Extracted data entries
↓
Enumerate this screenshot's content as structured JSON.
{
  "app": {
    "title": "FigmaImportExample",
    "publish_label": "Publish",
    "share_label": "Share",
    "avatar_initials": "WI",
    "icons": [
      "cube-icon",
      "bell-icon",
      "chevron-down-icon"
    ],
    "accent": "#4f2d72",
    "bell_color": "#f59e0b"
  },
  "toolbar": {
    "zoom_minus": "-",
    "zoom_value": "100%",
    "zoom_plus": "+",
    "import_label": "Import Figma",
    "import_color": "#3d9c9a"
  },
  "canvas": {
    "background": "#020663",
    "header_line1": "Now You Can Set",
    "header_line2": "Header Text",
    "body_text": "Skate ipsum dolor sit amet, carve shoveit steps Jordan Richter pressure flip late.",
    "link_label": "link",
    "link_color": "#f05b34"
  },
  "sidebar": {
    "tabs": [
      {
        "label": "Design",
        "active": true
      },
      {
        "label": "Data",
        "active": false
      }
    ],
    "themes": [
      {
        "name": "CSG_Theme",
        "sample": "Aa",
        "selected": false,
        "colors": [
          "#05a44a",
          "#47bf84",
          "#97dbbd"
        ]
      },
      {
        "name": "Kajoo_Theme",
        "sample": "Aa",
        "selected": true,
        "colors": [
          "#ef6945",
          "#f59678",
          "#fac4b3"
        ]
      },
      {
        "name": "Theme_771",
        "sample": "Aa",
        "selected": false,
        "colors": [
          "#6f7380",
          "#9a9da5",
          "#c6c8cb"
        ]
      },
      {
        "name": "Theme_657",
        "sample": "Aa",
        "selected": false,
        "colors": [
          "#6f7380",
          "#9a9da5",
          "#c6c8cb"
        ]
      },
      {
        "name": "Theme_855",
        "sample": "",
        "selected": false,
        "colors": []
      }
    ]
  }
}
↑
# What to produce
Repeat the records above in full, character for character.

# Full answer
Enumerate this screenshot's content as structured JSON.
{
  "app": {
    "title": "FigmaImportExample",
    "publish_label": "Publish",
    "share_label": "Share",
    "avatar_initials": "WI",
    "icons": [
      "cube-icon",
      "bell-icon",
      "chevron-down-icon"
    ],
    "accent": "#4f2d72",
    "bell_color": "#f59e0b"
  },
  "toolbar": {
    "zoom_minus": "-",
    "zoom_value": "100%",
    "zoom_plus": "+",
    "import_label": "Import Figma",
    "import_color": "#3d9c9a"
  },
  "canvas": {
    "background": "#020663",
    "header_line1": "Now You Can Set",
    "header_line2": "Header Text",
    "body_text": "Skate ipsum dolor sit amet, carve shoveit steps Jordan Richter pressure flip late.",
    "link_label": "link",
    "link_color": "#f05b34"
  },
  "sidebar": {
    "tabs": [
      {
        "label": "Design",
        "active": true
      },
      {
        "label": "Data",
        "active": false
      }
    ],
    "themes": [
      {
        "name": "CSG_Theme",
        "sample": "Aa",
        "selected": false,
        "colors": [
          "#05a44a",
          "#47bf84",
          "#97dbbd"
        ]
      },
      {
        "name": "Kajoo_Theme",
        "sample": "Aa",
        "selected": true,
        "colors": [
          "#ef6945",
          "#f59678",
          "#fac4b3"
        ]
      },
      {
        "name": "Theme_771",
        "sample": "Aa",
        "selected": false,
        "colors": [
          "#6f7380",
          "#9a9da5",
          "#c6c8cb"
        ]
      },
      {
        "name": "Theme_657",
        "sample": "Aa",
        "selected": false,
        "colors": [
          "#6f7380",
          "#9a9da5",
          "#c6c8cb"
        ]
      },
      {
        "name": "Theme_855",
        "sample": "",
        "selected": false,
        "colors": []
      }
    ]
  }
}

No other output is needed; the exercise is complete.